### Objective
Note each line of the listing that contains the string "planning", and copy it.

— BEGIN Data for this task —

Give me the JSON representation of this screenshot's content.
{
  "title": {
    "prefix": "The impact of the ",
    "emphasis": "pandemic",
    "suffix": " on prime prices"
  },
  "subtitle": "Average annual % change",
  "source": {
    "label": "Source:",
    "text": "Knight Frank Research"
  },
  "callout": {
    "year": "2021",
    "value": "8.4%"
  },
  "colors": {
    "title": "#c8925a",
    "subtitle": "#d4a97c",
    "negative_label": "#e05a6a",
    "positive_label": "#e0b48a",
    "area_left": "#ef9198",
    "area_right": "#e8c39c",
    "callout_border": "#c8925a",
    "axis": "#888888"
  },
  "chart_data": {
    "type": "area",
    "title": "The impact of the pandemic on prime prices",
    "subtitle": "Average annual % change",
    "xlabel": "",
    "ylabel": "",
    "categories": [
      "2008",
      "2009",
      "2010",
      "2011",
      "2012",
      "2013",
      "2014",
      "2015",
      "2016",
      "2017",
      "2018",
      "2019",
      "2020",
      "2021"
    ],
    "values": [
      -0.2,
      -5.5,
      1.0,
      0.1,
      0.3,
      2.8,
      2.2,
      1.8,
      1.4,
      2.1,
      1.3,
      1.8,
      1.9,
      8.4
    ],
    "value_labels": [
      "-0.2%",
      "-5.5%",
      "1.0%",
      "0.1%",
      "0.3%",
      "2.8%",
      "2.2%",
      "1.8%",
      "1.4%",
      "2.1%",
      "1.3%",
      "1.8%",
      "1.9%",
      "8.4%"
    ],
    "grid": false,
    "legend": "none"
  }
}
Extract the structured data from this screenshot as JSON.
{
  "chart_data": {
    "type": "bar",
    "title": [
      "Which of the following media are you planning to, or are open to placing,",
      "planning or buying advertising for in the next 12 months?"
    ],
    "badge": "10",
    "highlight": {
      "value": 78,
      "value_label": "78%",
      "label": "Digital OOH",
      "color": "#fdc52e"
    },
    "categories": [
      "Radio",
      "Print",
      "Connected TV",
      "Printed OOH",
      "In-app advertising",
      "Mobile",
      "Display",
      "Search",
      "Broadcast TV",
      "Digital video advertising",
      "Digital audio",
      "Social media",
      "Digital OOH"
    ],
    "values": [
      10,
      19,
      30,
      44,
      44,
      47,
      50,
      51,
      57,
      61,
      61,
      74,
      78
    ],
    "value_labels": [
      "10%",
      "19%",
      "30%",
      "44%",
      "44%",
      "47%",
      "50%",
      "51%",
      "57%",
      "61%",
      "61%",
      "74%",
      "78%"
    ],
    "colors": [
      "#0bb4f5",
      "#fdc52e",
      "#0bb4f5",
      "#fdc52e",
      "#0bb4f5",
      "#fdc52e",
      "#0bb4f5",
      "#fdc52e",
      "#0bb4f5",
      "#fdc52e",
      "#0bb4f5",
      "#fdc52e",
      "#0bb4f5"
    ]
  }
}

— END Data for this task —

### Problem solution
      "Which of the following media are you planning to, or are open to placing,",
      "planning or buying advertising for in the next 12 months?"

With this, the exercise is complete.